**Exercise brief:**
Take the material and output all of it exactly.

====== Material for the task ======

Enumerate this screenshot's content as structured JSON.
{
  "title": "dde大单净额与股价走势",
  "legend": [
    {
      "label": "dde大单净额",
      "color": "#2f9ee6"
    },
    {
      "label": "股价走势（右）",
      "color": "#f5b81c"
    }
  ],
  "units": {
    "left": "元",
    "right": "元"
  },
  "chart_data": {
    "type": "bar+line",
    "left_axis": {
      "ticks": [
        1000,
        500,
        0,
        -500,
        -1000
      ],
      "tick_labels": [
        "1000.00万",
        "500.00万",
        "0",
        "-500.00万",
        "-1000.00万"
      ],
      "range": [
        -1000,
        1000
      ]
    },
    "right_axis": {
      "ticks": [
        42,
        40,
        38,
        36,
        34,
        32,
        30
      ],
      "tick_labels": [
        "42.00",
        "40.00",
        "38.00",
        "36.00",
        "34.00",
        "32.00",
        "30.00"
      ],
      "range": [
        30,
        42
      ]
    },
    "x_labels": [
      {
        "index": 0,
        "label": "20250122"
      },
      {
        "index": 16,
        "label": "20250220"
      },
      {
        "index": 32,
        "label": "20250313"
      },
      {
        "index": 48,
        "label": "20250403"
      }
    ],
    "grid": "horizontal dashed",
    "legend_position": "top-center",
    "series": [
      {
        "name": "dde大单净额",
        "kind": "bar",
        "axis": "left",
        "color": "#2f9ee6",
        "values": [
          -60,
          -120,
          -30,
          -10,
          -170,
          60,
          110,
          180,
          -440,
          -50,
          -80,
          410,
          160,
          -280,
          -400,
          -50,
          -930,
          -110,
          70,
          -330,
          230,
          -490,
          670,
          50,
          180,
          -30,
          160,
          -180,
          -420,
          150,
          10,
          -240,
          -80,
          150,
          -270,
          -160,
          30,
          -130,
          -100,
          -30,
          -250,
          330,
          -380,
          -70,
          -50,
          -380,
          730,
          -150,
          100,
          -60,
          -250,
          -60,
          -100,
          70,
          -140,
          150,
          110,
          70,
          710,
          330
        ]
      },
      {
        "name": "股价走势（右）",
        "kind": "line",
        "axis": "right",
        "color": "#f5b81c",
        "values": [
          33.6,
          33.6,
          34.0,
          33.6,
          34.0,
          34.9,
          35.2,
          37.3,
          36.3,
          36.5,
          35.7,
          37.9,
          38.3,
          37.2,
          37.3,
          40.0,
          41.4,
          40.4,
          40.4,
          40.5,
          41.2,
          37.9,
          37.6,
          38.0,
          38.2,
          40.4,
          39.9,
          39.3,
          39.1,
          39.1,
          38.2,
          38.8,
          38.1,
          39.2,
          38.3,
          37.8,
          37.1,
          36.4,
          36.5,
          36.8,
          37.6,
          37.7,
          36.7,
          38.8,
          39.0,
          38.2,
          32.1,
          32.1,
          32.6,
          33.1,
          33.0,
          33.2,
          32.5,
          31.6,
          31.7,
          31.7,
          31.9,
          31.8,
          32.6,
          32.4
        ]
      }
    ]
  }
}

======

**Answer for this exercise:**
Enumerate this screenshot's content as structured JSON.
{
  "title": "dde大单净额与股价走势",
  "legend": [
    {
      "label": "dde大单净额",
      "color": "#2f9ee6"
    },
    {
      "label": "股价走势（右）",
      "color": "#f5b81c"
    }
  ],
  "units": {
    "left": "元",
    "right": "元"
  },
  "chart_data": {
    "type": "bar+line",
    "left_axis": {
      "ticks": [
        1000,
        500,
        0,
        -500,
        -1000
      ],
      "tick_labels": [
        "1000.00万",
        "500.00万",
        "0",
        "-500.00万",
        "-1000.00万"
      ],
      "range": [
        -1000,
        1000
      ]
    },
    "right_axis": {
      "ticks": [
        42,
        40,
        38,
        36,
        34,
        32,
        30
      ],
      "tick_labels": [
        "42.00",
        "40.00",
        "38.00",
        "36.00",
        "34.00",
        "32.00",
        "30.00"
      ],
      "range": [
        30,
        42
      ]
    },
    "x_labels": [
      {
        "index": 0,
        "label": "20250122"
      },
      {
        "index": 16,
        "label": "20250220"
      },
      {
        "index": 32,
        "label": "20250313"
      },
      {
        "index": 48,
        "label": "20250403"
      }
    ],
    "grid": "horizontal dashed",
    "legend_position": "top-center",
    "series": [
      {
        "name": "dde大单净额",
        "kind": "bar",
        "axis": "left",
        "color": "#2f9ee6",
        "values": [
          -60,
          -120,
          -30,
          -10,
          -170,
          60,
          110,
          180,
          -440,
          -50,
          -80,
          410,
          160,
          -280,
          -400,
          -50,
          -930,
          -110,
          70,
          -330,
          230,
          -490,
          670,
          50,
          180,
          -30,
          160,
          -180,
          -420,
          150,
          10,
          -240,
          -80,
          150,
          -270,
          -160,
          30,
          -130,
          -100,
          -30,
          -250,
          330,
          -380,
          -70,
          -50,
          -380,
          730,
          -150,
          100,
          -60,
          -250,
          -60,
          -100,
          70,
          -140,
          150,
          110,
          70,
          710,
          330
        ]
      },
      {
        "name": "股价走势（右）",
        "kind": "line",
        "axis": "right",
        "color": "#f5b81c",
        "values": [
          33.6,
          33.6,
          34.0,
          33.6,
          34.0,
          34.9,
          35.2,
          37.3,
          36.3,
          36.5,
          35.7,
          37.9,
          38.3,
          37.2,
          37.3,
          40.0,
          41.4,
          40.4,
          40.4,
          40.5,
          41.2,
          37.9,
          37.6,
          38.0,
          38.2,
          40.4,
          39.9,
          39.3,
          39.1,
          39.1,
          38.2,
          38.8,
          38.1,
          39.2,
          38.3,
          37.8,
          37.1,
          36.4,
          36.5,
          36.8,
          37.6,
          37.7,
          36.7,
          38.8,
          39.0,
          38.2,
          32.1,
          32.1,
          32.6,
          33.1,
          33.0,
          33.2,
          32.5,
          31.6,
          31.7,
          31.7,
          31.9,
          31.8,
          32.6,
          32.4
        ]
      }
    ]
  }
}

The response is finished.